## AIM
Collect the lines of the entries where "says" shows up.

***** GIVEN ENTRIES *****

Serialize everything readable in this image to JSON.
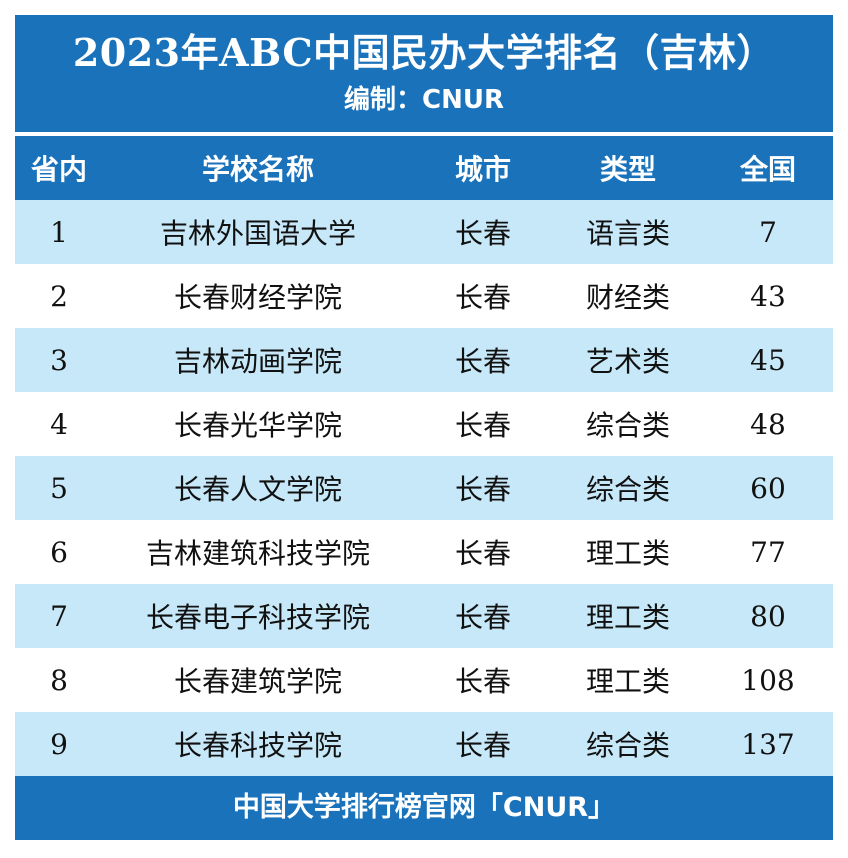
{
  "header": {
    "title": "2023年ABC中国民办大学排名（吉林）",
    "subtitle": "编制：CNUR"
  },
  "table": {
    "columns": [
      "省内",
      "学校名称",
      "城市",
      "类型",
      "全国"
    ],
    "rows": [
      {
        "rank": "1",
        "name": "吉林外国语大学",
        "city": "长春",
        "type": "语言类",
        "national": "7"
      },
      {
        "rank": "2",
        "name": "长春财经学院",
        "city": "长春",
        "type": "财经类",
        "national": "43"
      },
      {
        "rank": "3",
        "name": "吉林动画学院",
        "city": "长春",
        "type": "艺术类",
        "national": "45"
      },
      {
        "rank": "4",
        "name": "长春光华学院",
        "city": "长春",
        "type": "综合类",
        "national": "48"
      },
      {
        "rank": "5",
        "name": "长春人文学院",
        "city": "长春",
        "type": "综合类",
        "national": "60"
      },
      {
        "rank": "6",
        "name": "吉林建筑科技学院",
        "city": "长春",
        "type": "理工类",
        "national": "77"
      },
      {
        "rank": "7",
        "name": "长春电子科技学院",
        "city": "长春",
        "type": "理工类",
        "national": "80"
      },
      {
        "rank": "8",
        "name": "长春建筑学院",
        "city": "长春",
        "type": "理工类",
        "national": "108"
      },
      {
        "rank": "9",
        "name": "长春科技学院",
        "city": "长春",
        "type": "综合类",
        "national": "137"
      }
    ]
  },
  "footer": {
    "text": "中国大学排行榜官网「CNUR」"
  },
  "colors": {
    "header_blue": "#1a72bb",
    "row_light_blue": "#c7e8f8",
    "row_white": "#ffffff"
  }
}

*****
***** GIVEN ENTRIES *****

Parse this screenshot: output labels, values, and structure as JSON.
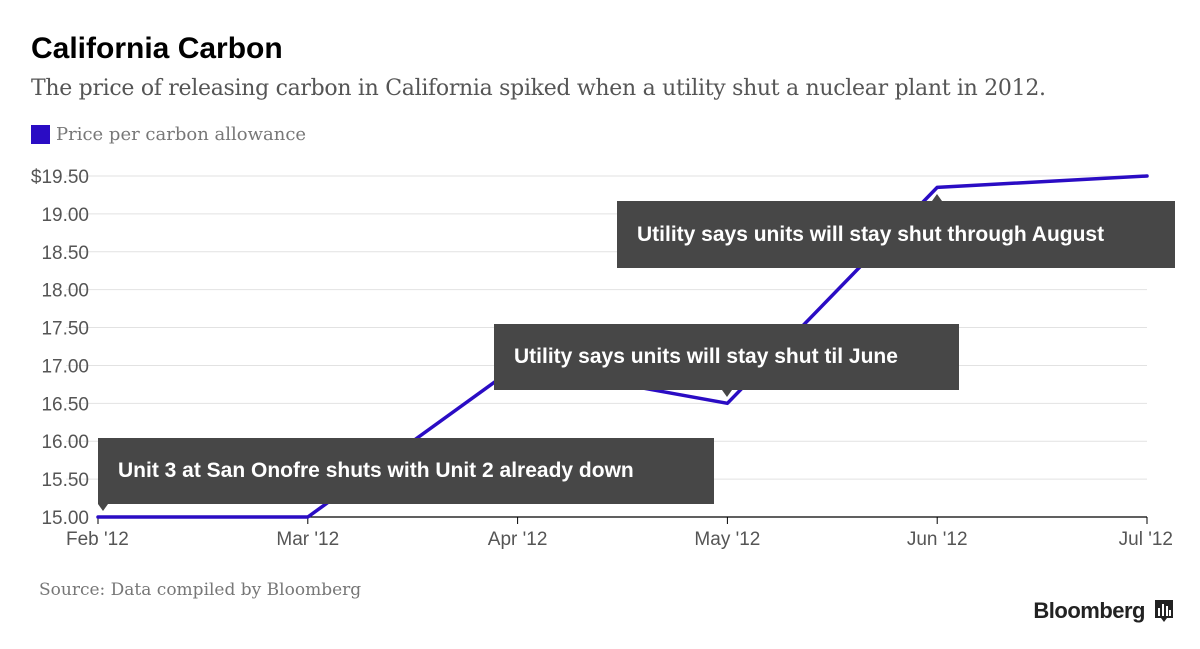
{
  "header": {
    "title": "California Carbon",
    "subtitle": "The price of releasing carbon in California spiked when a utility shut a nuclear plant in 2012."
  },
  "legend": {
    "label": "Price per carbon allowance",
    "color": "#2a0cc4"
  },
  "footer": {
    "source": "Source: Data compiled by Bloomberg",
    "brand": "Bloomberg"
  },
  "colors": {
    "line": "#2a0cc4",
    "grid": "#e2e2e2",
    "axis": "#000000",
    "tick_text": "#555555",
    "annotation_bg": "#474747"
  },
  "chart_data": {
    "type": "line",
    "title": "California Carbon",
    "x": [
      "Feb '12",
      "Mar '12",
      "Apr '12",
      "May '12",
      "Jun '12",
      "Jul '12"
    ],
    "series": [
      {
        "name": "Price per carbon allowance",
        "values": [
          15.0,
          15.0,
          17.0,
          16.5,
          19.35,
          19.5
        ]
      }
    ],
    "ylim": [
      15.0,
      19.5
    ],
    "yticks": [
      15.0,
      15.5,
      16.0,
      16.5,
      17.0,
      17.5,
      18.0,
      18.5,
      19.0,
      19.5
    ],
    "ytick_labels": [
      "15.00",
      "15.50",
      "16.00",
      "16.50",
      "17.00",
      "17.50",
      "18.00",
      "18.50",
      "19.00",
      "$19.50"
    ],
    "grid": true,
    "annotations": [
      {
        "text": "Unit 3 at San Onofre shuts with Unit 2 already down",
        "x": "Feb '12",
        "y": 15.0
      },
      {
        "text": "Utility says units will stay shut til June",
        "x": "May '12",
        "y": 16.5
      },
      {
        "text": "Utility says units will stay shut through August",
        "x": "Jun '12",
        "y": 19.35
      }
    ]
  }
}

*****
***** GIVEN ENTRIES *****

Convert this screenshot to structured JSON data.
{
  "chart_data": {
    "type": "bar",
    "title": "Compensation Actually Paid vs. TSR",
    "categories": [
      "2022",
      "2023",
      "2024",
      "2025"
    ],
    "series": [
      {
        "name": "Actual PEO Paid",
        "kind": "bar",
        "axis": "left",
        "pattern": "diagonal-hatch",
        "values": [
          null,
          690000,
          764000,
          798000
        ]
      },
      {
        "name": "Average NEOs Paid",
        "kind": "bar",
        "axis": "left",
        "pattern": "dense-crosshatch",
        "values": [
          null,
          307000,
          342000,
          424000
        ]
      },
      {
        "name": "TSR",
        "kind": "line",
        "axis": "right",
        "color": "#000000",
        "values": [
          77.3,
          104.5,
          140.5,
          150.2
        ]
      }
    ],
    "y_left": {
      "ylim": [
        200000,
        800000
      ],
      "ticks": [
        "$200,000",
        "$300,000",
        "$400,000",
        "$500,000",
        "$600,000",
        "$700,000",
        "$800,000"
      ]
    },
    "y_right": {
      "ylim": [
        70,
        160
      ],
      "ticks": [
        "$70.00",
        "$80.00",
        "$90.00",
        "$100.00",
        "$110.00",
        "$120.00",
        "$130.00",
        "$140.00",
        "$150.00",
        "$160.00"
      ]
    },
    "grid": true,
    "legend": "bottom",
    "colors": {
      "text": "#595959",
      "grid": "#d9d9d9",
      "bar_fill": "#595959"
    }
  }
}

*****

## TASK ANSWER
        "text": "Utility says units will stay shut til June",
        "text": "Utility says units will stay shut through August",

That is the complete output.